**What needs to be done:**
In your copy, include every line of the listing below exactly but none of the pictures.

**Exercise input:**
#####

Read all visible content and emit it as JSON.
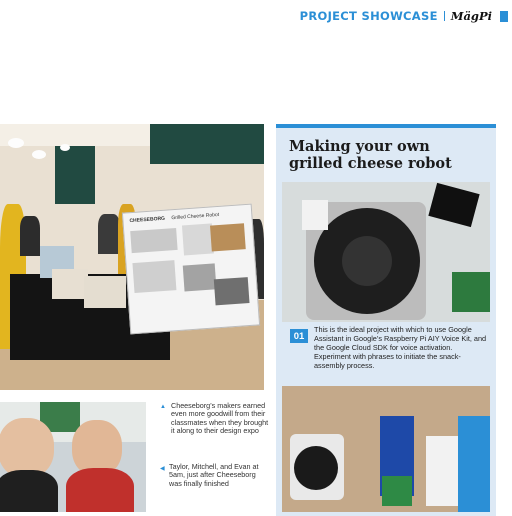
{
  "header": {
    "section_title": "PROJECT SHOWCASE",
    "magazine": "MägPi"
  },
  "main_photo": {
    "poster_heading": "CHEESEBORG",
    "poster_subheading": "Grilled Cheese Robot"
  },
  "captions": {
    "first": "Cheeseborg’s makers earned even more goodwill from their classmates when they brought it along to their design expo",
    "second": "Taylor, Mitchell, and Evan at 5am, just after Cheeseborg was finally finished"
  },
  "box": {
    "title_line1": "Making your own",
    "title_line2": "grilled cheese robot",
    "step_number": "01",
    "step_text": "This is the ideal project with which to use Google Assistant in Google’s Raspberry Pi AIY Voice Kit, and the Google Cloud SDK for voice activation. Experiment with phrases to initiate the snack-assembly process."
  },
  "colors": {
    "accent": "#2b8fd6",
    "box_bg": "#dde9f5"
  }
}
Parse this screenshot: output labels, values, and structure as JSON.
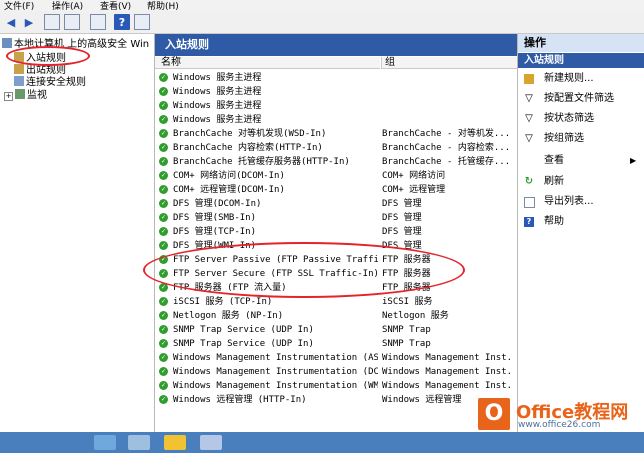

#####

**Solved problem:**
Read all visible content and emit it as JSON.
{
  "header": {
    "section_title": "PROJECT SHOWCASE",
    "magazine": "MägPi"
  },
  "main_photo": {
    "poster_heading": "CHEESEBORG",
    "poster_subheading": "Grilled Cheese Robot"
  },
  "captions": {
    "first": "Cheeseborg’s makers earned even more goodwill from their classmates when they brought it along to their design expo",
    "second": "Taylor, Mitchell, and Evan at 5am, just after Cheeseborg was finally finished"
  },
  "box": {
    "title_line1": "Making your own",
    "title_line2": "grilled cheese robot",
    "step_number": "01",
    "step_text": "This is the ideal project with which to use Google Assistant in Google’s Raspberry Pi AIY Voice Kit, and the Google Cloud SDK for voice activation. Experiment with phrases to initiate the snack-assembly process."
  },
  "colors": {
    "accent": "#2b8fd6",
    "box_bg": "#dde9f5"
  }
}
Parse this screenshot: output labels, values, and structure as JSON.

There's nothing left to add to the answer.